• _Testo proposto_
⟨
Il motivo è infondato.
Le SU (Cass. 9591/06) hanno ritenuto infatti che la disposizione di cui alla L. 7 agosto 1990, n.241, art. 2, comma 3, tanto nella sua originaria formulazione, applicabile “ratione temporis”, secondo cui il procedimento amministrativo deve essere concluso entro il termine di trenta giorni, quanto nella formulazione risultante dalla modificazione apportata dal D.L. 14 marzo 2005, n.35, art.36-bis, convertito dalla L. 14 maggio 2005, n.80, secondo cui detto termine è di novanta giorni, nonostante la generalità del testo legislativo in cui è inserita, è incompatibile con i procedimenti regolati dalla L. 24 novembre 1981, n.689, che costituisce un sistema di norme organico e compiuto e delinea un procedimento di carattere contenzioso scandito in fasi i cui tempi sono regolati in modo da non consentire, anche nell’interesse dell’incolpato, il rispetto di un termine così breve.
Inoltre Cass. 7804/05 ha ritenuto che è manifestamente infondata la questione di legittimità costituzionale della L. n.689 del 1981, art.18 nella parte in cui non prevede il termine di durata del procedimento ai sensi della L. n. 241 del 1990, art. 2, o quello stesso termine posto al prefetto sul ricorso di cui all’art.203 C.d.S. (art. 204 C.d.S.), come requisito di legittimità della fattispecie, per contrasto con gli artt.3 e 97 Cost. e art.111 Cost., comma 2: infatti il verbale di contestazione-accertamento per violazioni per le quali sia comminata esclusivamente una sanzione amministrativa pecuniaria è solo il primo atto del procedimento amministrativo e non è, di per sè, a differenza dei verbali di accertamento per violazioni del codice della strada, immediatamente lesivo di posizioni del soggetto cui viene attribuita la violazione, dovendo, sempre ed in ogni caso, intervenire al riguardo una ordinanza ingiunzione (o, diversamente, una ordinanza di archiviazione) e, una volta intervenuto l’atto lesivo mediante l’emanazione dell’ordinanza ingiunzione, i vizi di quest’ultima e del relativo procedimento possono esser fatti valere liberamente con l’opposizione della L. n.689 del 1981, ex art.22, rinvenendosi in tale sede piena tutela senza alcuna sottrazione al giudice naturale, onde non è ravvisabile alcuna compressione nè dei principi di uguaglianza e di buon andamento e imparzialità dell’amministrazione, nè del principio di ragionevole durata del processo, facendo quest’ultimo, peraltro, chiaro riferimento all’esercizio della funzione giurisdizionale e non consentendo, quindi, di tenere conto anche dei procedimenti di carattere meramente amministrativo, quantunque essi abbiano avuto ad oggetto la medesima pretesa poi fatta valere in via giurisdizionale.
⟩
• _Record forniti_
⟨
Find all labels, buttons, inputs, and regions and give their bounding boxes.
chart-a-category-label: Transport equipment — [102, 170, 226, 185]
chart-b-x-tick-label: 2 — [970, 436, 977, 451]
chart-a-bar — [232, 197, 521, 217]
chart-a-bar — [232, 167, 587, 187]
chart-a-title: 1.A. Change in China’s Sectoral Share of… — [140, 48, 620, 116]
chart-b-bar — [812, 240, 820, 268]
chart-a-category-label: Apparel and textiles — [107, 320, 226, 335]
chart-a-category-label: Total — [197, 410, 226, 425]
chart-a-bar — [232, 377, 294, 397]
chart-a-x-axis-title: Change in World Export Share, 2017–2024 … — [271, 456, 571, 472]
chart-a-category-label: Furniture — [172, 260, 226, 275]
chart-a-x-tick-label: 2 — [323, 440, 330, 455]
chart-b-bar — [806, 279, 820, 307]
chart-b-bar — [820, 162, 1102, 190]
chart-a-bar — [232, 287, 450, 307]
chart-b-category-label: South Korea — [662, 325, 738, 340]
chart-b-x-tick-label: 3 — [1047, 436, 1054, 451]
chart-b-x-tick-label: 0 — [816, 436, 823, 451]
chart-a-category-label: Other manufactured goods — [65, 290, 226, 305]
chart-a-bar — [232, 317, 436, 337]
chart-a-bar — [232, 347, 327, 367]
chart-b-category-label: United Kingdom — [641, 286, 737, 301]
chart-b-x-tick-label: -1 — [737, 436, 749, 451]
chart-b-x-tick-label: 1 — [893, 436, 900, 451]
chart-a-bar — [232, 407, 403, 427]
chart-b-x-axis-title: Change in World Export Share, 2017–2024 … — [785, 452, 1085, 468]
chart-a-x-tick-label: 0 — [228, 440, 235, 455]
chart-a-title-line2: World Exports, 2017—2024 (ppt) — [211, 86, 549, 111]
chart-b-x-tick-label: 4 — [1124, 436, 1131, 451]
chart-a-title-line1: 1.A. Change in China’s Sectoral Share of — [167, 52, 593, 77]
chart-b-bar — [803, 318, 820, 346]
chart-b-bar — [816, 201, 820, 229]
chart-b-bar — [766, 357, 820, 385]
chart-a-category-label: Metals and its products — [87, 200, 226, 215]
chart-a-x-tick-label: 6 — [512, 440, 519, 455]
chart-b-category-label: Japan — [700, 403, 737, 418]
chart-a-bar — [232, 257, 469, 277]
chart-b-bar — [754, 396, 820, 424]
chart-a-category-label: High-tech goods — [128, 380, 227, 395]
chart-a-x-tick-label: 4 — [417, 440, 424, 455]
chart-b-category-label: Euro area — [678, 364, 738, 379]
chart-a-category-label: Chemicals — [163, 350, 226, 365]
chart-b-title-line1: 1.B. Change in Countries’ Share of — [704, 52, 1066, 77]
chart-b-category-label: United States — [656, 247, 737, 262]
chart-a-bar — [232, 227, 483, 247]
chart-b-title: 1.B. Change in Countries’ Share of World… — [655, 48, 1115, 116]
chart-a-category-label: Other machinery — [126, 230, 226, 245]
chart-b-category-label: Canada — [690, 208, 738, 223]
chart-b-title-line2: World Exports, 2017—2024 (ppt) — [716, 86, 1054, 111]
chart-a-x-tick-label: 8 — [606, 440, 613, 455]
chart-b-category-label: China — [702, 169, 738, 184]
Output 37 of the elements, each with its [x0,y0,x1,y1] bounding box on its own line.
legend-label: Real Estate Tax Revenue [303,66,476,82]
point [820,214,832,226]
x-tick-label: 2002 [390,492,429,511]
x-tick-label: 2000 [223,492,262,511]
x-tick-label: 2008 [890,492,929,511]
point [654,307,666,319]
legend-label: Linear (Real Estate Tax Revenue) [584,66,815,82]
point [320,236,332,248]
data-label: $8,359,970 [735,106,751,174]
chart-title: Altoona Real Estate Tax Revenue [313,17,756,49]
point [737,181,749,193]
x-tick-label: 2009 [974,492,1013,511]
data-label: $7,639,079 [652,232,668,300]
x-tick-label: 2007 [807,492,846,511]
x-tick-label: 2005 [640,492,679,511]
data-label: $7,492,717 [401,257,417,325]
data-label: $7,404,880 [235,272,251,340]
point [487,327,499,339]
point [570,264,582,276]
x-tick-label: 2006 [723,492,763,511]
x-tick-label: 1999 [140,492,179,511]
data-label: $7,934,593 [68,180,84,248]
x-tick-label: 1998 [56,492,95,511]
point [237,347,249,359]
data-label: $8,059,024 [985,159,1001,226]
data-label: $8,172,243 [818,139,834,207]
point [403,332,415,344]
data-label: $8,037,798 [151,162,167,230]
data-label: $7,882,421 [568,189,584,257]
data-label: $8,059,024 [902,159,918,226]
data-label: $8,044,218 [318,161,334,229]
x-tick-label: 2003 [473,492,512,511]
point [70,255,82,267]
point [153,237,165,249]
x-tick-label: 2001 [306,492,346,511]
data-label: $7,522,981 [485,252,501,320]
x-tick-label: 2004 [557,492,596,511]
⟩
⟨
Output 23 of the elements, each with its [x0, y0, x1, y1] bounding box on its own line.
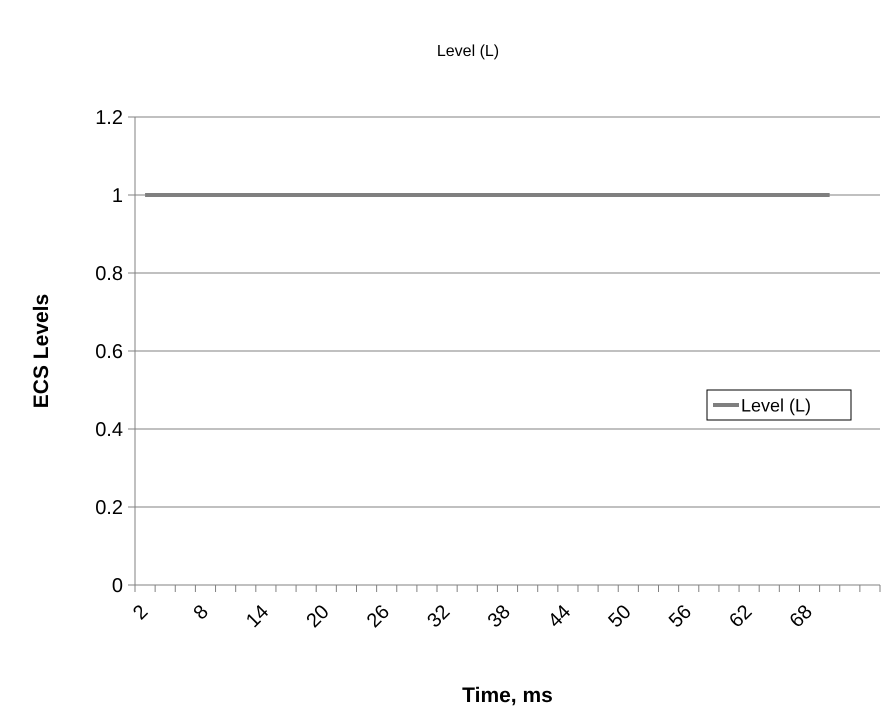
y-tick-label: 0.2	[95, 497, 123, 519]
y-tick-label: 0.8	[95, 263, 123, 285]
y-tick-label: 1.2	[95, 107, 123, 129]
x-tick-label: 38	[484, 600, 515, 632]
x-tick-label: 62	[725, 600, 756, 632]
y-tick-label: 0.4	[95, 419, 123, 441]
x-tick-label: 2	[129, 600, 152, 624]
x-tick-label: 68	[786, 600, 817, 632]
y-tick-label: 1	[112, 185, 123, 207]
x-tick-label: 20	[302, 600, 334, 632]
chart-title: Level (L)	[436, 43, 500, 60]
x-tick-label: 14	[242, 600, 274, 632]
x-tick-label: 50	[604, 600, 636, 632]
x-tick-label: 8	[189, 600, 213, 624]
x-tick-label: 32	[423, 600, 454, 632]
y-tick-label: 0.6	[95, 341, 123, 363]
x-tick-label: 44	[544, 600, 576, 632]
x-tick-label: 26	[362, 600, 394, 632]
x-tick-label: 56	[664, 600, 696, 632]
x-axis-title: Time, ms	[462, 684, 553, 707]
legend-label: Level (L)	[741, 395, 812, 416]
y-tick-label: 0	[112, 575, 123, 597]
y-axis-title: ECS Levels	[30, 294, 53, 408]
⟩
• _Compiti da svolgere_
1: Rispondi alle seguenti domande sul testo proposto.
(a) Nella formulazione originaria dell'art. 2, comma 3, della L. n. 241 del 1990, entro quale termine deve concludersi il procedimento amministrativo?
(b) Di quale articolo della L. n. 689 del 1981 la Cass. 7804/05 ha ritenuto manifestamente infondata la questione di legittimità costituzionale?
(c) Quale atto deve sempre intervenire dopo il verbale di contestazione-accertamento per violazioni punite esclusivamente con una sanzione amministrativa pecuniaria?
2: Trascrivi dal testo proposto il passo che comincia con "Le SU (Cass." e prosegue fino a "termine così breve.".

• _Esercizi svolti_
1:
(a) Entro trenta giorni.
(b) Dell'art. 18.
(c) Un'ordinanza ingiunzione (o, diversamente, un'ordinanza di archiviazione).

2:
Le SU (Cass. 9591/06) hanno ritenuto infatti che la disposizione di cui alla L. 7 agosto 1990, n.241, art. 2, comma 3, tanto nella sua originaria formulazione, applicabile “ratione temporis”, secondo cui il procedimento amministrativo deve essere concluso entro il termine di trenta giorni, quanto nella formulazione risultante dalla modificazione apportata dal D.L. 14 marzo 2005, n.35, art.36-bis, convertito dalla L. 14 maggio 2005, n.80, secondo cui detto termine è di novanta giorni, nonostante la generalità del testo legislativo in cui è inserita, è incompatibile con i procedimenti regolati dalla L. 24 novembre 1981, n.689, che costituisce un sistema di norme organico e compiuto e delinea un procedimento di carattere contenzioso scandito in fasi i cui tempi sono regolati in modo da non consentire, anche nell’interesse dell’incolpato, il rispetto di un termine così breve.